## SHORT TASK
Return all lines from the listing below in which the string "expanded" occurs.

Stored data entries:
>>

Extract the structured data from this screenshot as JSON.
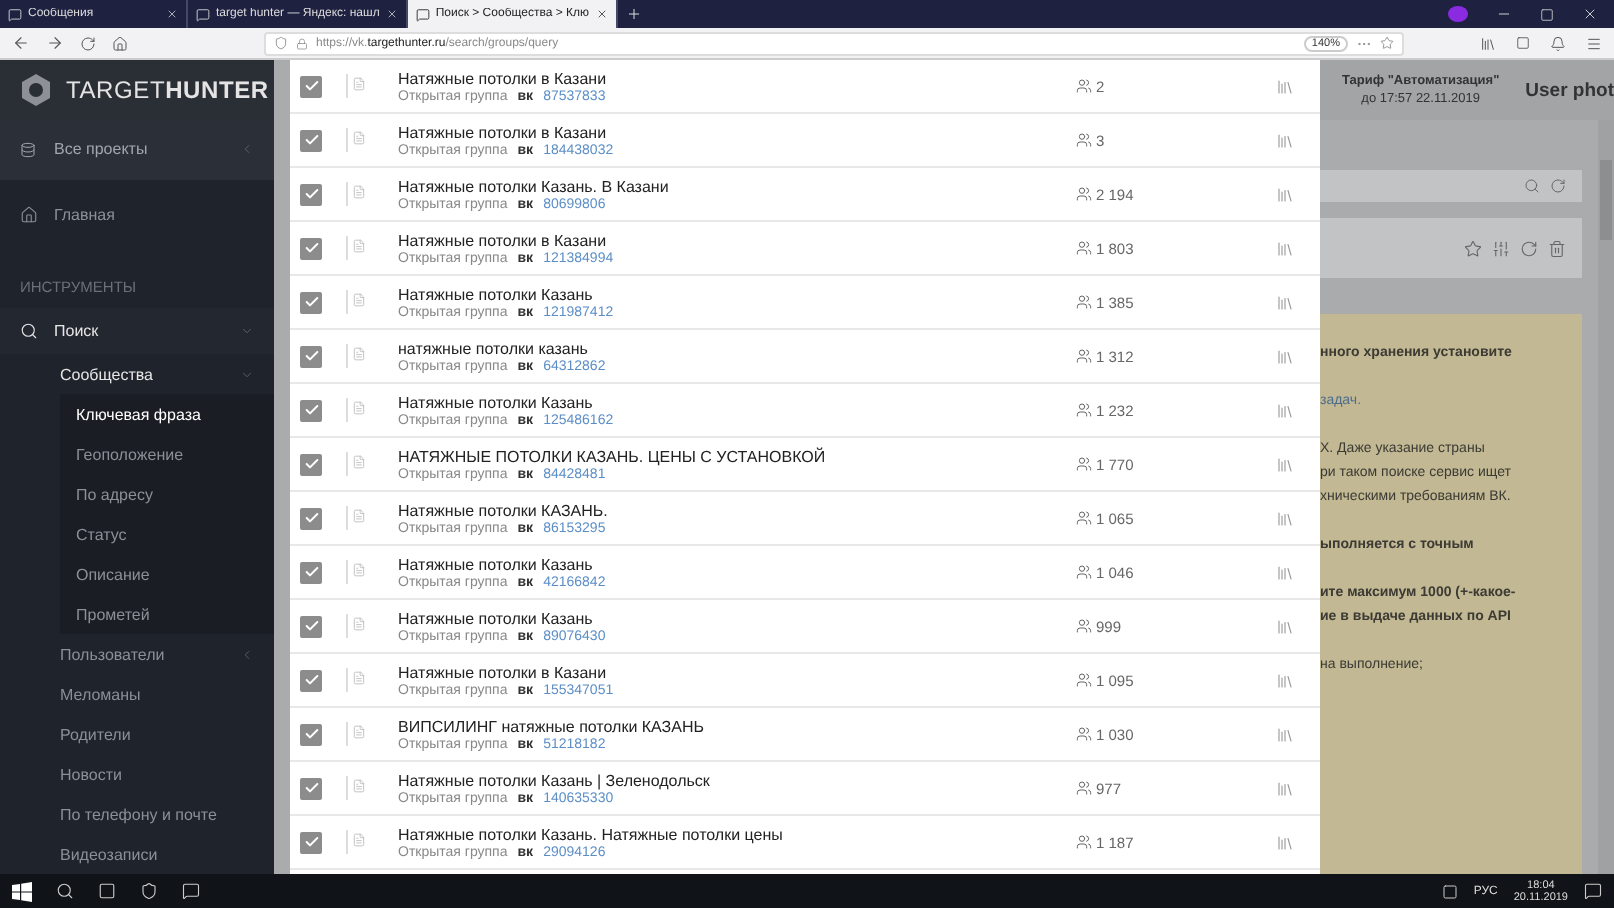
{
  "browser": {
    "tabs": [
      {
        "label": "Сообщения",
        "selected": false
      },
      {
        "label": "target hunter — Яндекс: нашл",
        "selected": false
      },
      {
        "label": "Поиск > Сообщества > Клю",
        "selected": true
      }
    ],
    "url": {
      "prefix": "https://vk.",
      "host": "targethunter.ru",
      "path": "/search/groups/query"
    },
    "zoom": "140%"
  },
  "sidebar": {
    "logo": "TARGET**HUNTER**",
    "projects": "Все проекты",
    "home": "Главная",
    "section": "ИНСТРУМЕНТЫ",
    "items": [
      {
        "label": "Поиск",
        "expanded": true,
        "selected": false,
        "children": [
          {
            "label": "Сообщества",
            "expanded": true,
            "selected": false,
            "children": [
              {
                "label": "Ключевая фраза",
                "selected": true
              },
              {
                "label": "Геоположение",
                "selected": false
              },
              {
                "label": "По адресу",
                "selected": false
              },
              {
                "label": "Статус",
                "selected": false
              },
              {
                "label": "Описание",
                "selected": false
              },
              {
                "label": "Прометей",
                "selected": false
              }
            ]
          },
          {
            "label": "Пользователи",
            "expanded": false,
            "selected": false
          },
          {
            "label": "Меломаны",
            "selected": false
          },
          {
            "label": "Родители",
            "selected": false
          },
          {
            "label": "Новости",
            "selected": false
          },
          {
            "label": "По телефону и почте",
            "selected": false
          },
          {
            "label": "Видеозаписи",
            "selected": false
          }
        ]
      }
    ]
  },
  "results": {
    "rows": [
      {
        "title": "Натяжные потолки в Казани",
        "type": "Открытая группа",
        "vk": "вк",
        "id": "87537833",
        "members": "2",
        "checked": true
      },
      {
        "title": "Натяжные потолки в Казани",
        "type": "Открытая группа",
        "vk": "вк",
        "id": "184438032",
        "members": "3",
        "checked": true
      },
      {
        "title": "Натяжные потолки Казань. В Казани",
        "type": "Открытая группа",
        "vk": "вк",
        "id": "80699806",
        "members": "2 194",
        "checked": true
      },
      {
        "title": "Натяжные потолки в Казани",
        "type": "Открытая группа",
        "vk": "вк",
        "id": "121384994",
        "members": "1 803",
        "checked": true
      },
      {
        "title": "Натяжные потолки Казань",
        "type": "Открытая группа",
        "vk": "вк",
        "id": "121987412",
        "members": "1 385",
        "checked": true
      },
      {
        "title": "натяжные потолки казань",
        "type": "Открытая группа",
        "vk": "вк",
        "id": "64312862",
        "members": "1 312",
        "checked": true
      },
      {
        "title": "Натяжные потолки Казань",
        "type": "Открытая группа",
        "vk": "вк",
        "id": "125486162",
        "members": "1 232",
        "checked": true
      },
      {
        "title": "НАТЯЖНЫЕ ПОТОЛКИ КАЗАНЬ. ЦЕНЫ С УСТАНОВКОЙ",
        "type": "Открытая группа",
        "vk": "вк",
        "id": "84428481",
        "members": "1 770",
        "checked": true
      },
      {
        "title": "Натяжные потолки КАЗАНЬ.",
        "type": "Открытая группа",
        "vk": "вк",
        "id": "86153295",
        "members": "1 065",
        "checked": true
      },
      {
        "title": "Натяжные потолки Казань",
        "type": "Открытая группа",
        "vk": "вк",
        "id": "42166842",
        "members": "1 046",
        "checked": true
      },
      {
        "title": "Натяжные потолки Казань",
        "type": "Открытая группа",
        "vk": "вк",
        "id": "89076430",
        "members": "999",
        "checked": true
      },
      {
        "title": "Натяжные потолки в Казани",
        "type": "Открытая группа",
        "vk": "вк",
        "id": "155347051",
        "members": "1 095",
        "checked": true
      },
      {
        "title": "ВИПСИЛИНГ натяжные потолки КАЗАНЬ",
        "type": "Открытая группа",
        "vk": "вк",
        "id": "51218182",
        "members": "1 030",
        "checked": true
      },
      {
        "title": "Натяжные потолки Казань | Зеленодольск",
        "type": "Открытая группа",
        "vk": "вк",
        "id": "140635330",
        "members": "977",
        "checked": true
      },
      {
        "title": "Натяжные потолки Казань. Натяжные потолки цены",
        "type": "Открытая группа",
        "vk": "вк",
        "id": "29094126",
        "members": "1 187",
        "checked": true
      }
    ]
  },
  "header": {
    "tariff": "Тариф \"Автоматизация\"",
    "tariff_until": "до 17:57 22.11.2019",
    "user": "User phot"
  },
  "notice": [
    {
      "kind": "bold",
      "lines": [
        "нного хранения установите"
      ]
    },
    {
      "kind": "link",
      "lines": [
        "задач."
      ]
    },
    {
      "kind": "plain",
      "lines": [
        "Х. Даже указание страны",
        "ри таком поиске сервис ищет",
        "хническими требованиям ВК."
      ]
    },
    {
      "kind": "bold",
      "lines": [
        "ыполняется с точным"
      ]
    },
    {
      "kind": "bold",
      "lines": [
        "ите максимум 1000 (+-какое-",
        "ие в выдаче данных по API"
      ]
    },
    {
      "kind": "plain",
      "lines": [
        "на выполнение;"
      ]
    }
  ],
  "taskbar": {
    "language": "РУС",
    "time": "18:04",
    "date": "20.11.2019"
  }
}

<<
>>

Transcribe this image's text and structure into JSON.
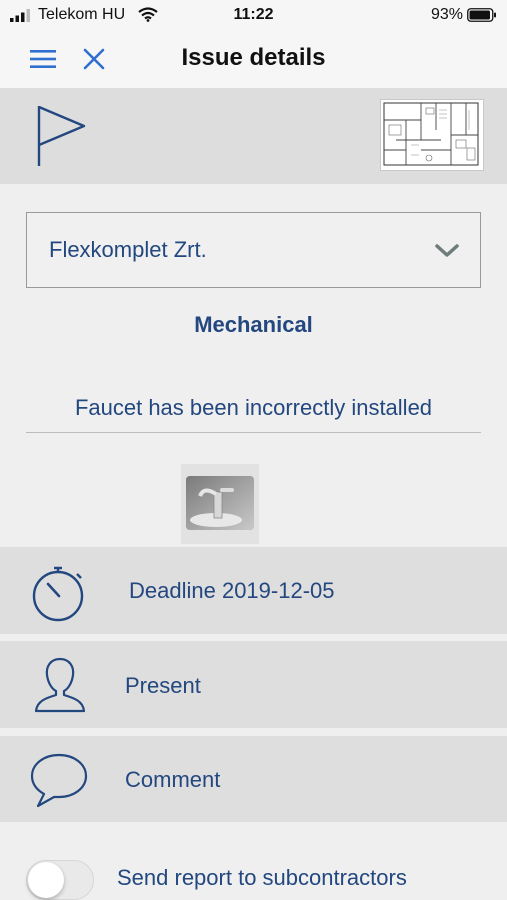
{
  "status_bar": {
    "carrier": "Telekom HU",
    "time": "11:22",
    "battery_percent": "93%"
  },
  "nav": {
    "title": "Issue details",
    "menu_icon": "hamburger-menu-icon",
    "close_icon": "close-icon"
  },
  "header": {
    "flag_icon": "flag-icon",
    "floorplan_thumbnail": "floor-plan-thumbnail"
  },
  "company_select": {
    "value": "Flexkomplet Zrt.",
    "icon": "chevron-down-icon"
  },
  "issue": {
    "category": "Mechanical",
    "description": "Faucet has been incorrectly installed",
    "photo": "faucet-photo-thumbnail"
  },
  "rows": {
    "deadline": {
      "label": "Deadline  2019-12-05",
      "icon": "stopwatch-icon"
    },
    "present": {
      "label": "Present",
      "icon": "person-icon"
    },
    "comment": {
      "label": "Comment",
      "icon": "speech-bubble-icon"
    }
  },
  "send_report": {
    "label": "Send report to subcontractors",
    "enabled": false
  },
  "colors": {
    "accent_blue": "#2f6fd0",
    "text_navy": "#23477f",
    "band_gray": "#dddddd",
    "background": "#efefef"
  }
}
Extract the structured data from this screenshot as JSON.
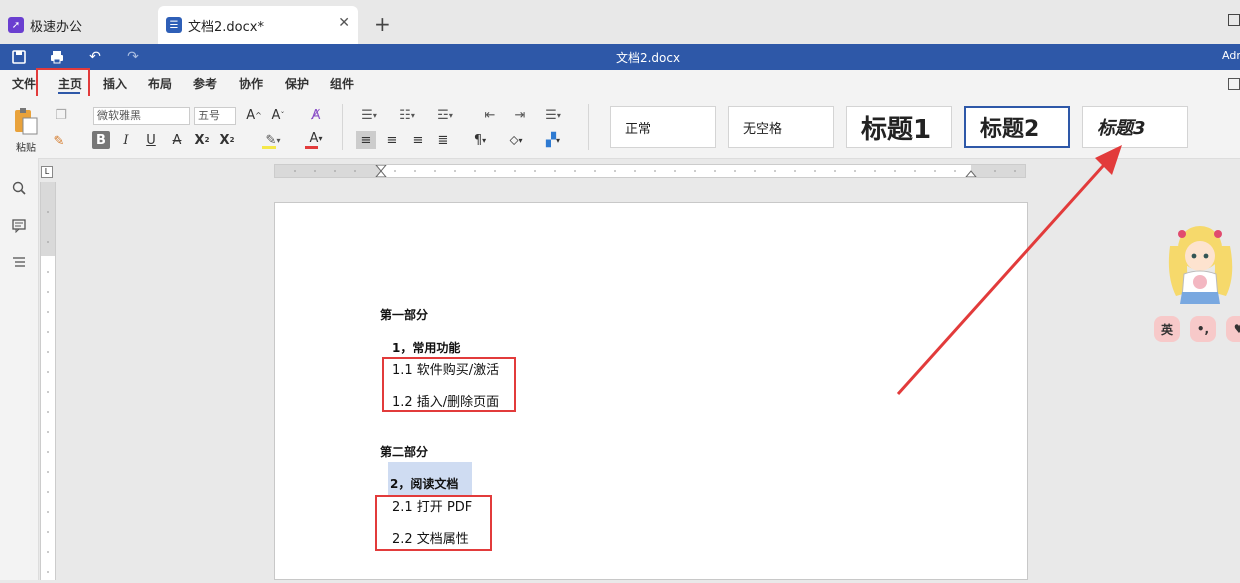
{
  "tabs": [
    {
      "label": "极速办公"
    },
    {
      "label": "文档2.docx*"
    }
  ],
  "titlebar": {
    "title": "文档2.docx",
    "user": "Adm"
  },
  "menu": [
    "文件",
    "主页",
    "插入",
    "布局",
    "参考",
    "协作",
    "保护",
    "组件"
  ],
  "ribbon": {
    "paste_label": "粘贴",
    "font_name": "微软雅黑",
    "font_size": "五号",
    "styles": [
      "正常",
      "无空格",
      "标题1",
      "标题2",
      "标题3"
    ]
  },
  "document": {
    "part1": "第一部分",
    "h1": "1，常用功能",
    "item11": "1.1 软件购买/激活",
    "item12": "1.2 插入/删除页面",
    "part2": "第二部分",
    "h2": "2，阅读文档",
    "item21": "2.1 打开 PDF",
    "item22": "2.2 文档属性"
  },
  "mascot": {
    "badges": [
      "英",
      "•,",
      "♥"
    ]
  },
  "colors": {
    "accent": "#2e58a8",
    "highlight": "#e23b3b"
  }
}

<<
>>

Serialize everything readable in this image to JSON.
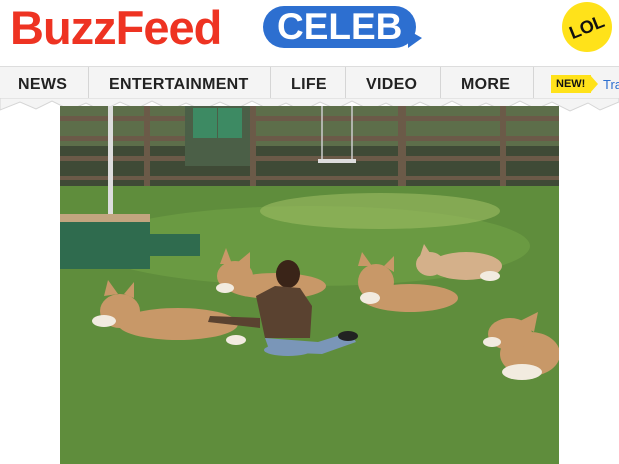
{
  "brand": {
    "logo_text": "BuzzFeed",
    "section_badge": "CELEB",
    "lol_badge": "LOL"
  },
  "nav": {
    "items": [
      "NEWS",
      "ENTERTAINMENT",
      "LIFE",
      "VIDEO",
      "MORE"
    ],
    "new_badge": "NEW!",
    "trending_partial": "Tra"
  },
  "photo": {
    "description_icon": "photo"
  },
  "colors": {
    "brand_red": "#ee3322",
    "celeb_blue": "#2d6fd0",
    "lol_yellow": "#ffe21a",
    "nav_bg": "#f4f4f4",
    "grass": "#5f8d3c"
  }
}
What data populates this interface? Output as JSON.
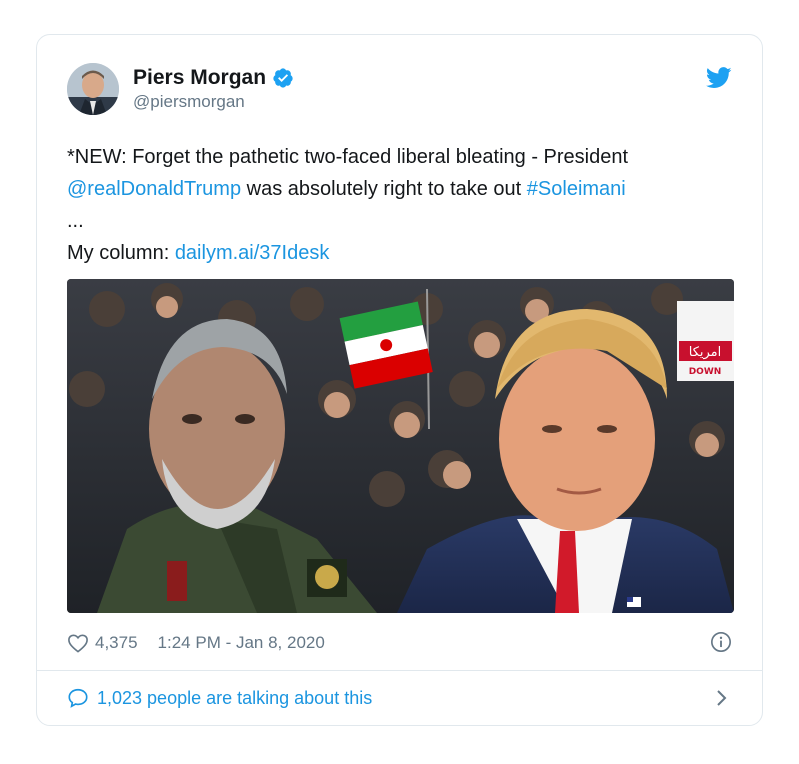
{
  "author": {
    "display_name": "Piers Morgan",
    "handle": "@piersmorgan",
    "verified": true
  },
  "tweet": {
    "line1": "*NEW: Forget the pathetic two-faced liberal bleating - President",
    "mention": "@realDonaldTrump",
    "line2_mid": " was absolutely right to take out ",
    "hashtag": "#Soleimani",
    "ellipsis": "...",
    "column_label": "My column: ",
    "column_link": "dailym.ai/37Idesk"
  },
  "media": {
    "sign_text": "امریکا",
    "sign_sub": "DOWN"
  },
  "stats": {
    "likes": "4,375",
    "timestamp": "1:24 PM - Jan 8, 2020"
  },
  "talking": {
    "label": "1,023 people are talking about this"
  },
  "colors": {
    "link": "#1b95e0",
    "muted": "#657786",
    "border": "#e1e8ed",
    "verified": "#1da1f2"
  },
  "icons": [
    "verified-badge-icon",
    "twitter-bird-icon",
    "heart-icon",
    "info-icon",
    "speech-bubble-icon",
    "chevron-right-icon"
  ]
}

<<

## RESULT OF THE EXERCISE
        "expanded": true,
            "expanded": true,
            "expanded": false,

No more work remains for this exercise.